▸ **Available records**

▶

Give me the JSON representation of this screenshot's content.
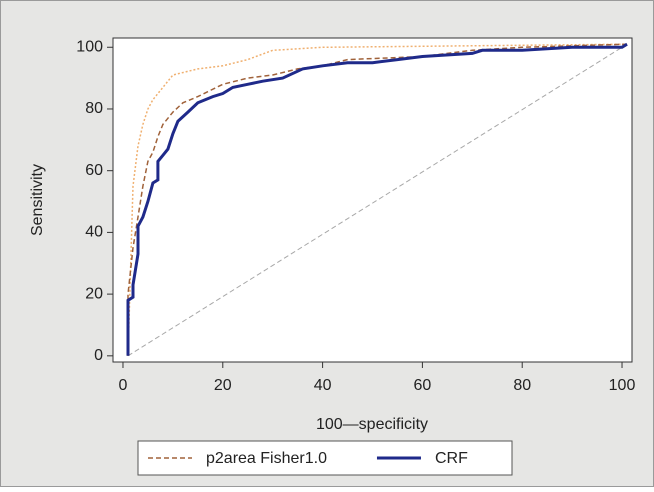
{
  "chart_data": {
    "type": "line",
    "x_label": "100—specificity",
    "y_label": "Sensitivity",
    "xlim": [
      -2,
      102
    ],
    "ylim": [
      -2,
      103
    ],
    "xticks": [
      0,
      20,
      40,
      60,
      80,
      100
    ],
    "yticks": [
      0,
      20,
      40,
      60,
      80,
      100
    ],
    "legend": "bottom",
    "series": [
      {
        "color": "#a8a8a8",
        "line_style": "dashed",
        "line_width": 1,
        "x": [
          1,
          101
        ],
        "values": [
          0,
          101
        ]
      },
      {
        "color": "#f0b070",
        "line_style": "dotted",
        "line_width": 1.5,
        "x": [
          1,
          2,
          3,
          4,
          5,
          6,
          8,
          10,
          15,
          20,
          25,
          30,
          40,
          101
        ],
        "values": [
          0,
          55,
          68,
          75,
          80,
          83,
          87,
          91,
          93,
          94,
          96,
          99,
          100,
          101
        ]
      },
      {
        "name": "p2area Fisher1.0",
        "color": "#a0623a",
        "line_style": "dashed",
        "line_width": 1.5,
        "x": [
          1,
          1,
          2,
          3,
          4,
          5,
          6,
          7,
          8,
          10,
          12,
          15,
          20,
          25,
          30,
          35,
          40,
          45,
          60,
          70,
          80,
          101
        ],
        "values": [
          0,
          20,
          35,
          45,
          55,
          63,
          66,
          71,
          75,
          79,
          82,
          84,
          88,
          90,
          91,
          93,
          94,
          96,
          97,
          99,
          100,
          101
        ]
      },
      {
        "name": "CRF",
        "color": "#1f2a8a",
        "line_style": "solid",
        "line_width": 3,
        "x": [
          1,
          1,
          2,
          2,
          3,
          3,
          4,
          5,
          6,
          7,
          7,
          8,
          9,
          10,
          11,
          13,
          15,
          18,
          20,
          22,
          25,
          28,
          32,
          36,
          40,
          45,
          50,
          55,
          60,
          70,
          72,
          80,
          90,
          100,
          101
        ],
        "values": [
          0,
          18,
          19,
          23,
          33,
          42,
          45,
          50,
          56,
          57,
          63,
          65,
          67,
          72,
          76,
          79,
          82,
          84,
          85,
          87,
          88,
          89,
          90,
          93,
          94,
          95,
          95,
          96,
          97,
          98,
          99,
          99,
          100,
          100,
          101
        ]
      }
    ]
  }
}
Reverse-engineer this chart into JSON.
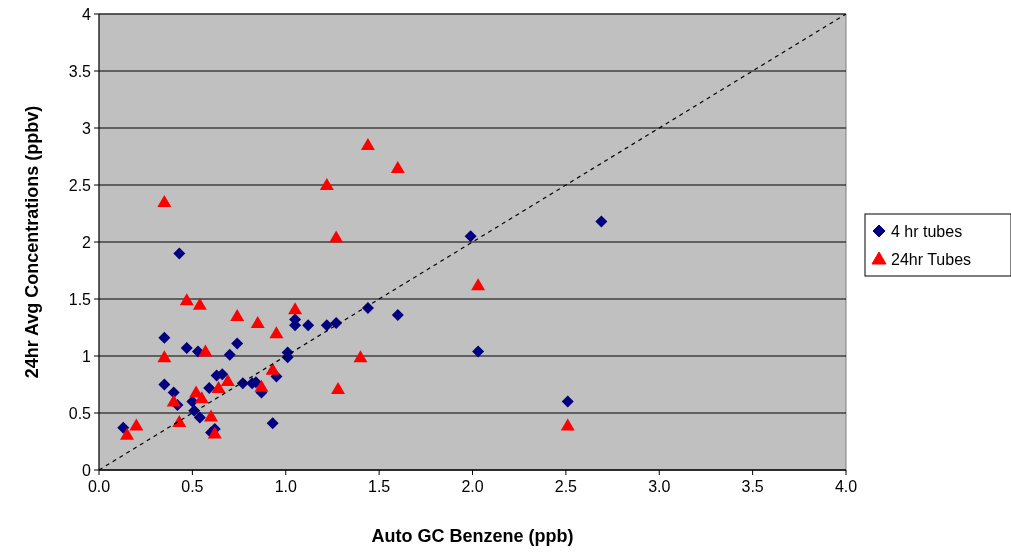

◀

▸ **Directions**
How many of the lines above include the string "this"? Answer with the number only.

▸ **Written response**
2